Stored data
══════════

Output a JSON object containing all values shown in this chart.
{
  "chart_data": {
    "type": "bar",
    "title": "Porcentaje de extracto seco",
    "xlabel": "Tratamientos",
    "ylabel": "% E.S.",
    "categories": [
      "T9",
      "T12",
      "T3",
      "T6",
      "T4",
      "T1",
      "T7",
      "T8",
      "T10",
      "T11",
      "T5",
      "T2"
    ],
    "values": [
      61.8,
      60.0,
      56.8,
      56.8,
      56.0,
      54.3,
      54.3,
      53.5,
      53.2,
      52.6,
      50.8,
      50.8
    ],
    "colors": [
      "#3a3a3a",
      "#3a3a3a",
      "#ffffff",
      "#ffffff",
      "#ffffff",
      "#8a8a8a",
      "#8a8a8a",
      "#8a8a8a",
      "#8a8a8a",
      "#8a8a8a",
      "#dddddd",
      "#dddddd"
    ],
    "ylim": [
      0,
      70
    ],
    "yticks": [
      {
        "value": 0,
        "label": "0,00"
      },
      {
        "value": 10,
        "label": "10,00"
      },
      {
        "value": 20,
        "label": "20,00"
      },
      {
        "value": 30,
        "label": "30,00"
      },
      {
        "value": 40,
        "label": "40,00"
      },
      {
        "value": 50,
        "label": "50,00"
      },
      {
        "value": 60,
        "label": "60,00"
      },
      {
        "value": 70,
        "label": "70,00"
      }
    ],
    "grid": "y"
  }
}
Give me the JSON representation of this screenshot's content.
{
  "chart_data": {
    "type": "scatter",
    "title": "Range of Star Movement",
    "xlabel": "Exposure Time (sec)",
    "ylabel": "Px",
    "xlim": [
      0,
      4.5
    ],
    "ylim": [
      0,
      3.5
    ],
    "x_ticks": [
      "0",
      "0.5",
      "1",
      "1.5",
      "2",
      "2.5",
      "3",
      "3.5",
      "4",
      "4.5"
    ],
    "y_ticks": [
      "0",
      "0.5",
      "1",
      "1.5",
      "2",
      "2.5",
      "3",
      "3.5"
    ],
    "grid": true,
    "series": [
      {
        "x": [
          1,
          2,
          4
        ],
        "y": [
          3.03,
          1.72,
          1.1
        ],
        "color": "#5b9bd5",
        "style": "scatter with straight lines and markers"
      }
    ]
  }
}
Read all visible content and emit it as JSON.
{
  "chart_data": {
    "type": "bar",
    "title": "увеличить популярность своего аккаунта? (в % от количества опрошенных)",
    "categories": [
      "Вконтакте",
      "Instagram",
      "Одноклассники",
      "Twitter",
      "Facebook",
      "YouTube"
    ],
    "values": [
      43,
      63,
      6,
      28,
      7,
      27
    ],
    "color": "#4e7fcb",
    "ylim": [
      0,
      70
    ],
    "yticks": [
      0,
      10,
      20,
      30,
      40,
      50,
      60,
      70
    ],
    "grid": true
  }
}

══════════

__TASK STATEMENT__. All the entries above need to be reproduced exactly.

__COMPLETED EXERCISE__.
Output a JSON object containing all values shown in this chart.
{
  "chart_data": {
    "type": "bar",
    "title": "Porcentaje de extracto seco",
    "xlabel": "Tratamientos",
    "ylabel": "% E.S.",
    "categories": [
      "T9",
      "T12",
      "T3",
      "T6",
      "T4",
      "T1",
      "T7",
      "T8",
      "T10",
      "T11",
      "T5",
      "T2"
    ],
    "values": [
      61.8,
      60.0,
      56.8,
      56.8,
      56.0,
      54.3,
      54.3,
      53.5,
      53.2,
      52.6,
      50.8,
      50.8
    ],
    "colors": [
      "#3a3a3a",
      "#3a3a3a",
      "#ffffff",
      "#ffffff",
      "#ffffff",
      "#8a8a8a",
      "#8a8a8a",
      "#8a8a8a",
      "#8a8a8a",
      "#8a8a8a",
      "#dddddd",
      "#dddddd"
    ],
    "ylim": [
      0,
      70
    ],
    "yticks": [
      {
        "value": 0,
        "label": "0,00"
      },
      {
        "value": 10,
        "label": "10,00"
      },
      {
        "value": 20,
        "label": "20,00"
      },
      {
        "value": 30,
        "label": "30,00"
      },
      {
        "value": 40,
        "label": "40,00"
      },
      {
        "value": 50,
        "label": "50,00"
      },
      {
        "value": 60,
        "label": "60,00"
      },
      {
        "value": 70,
        "label": "70,00"
      }
    ],
    "grid": "y"
  }
}
Give me the JSON representation of this screenshot's content.
{
  "chart_data": {
    "type": "scatter",
    "title": "Range of Star Movement",
    "xlabel": "Exposure Time (sec)",
    "ylabel": "Px",
    "xlim": [
      0,
      4.5
    ],
    "ylim": [
      0,
      3.5
    ],
    "x_ticks": [
      "0",
      "0.5",
      "1",
      "1.5",
      "2",
      "2.5",
      "3",
      "3.5",
      "4",
      "4.5"
    ],
    "y_ticks": [
      "0",
      "0.5",
      "1",
      "1.5",
      "2",
      "2.5",
      "3",
      "3.5"
    ],
    "grid": true,
    "series": [
      {
        "x": [
          1,
          2,
          4
        ],
        "y": [
          3.03,
          1.72,
          1.1
        ],
        "color": "#5b9bd5",
        "style": "scatter with straight lines and markers"
      }
    ]
  }
}
Read all visible content and emit it as JSON.
{
  "chart_data": {
    "type": "bar",
    "title": "увеличить популярность своего аккаунта? (в % от количества опрошенных)",
    "categories": [
      "Вконтакте",
      "Instagram",
      "Одноклассники",
      "Twitter",
      "Facebook",
      "YouTube"
    ],
    "values": [
      43,
      63,
      6,
      28,
      7,
      27
    ],
    "color": "#4e7fcb",
    "ylim": [
      0,
      70
    ],
    "yticks": [
      0,
      10,
      20,
      30,
      40,
      50,
      60,
      70
    ],
    "grid": true
  }
}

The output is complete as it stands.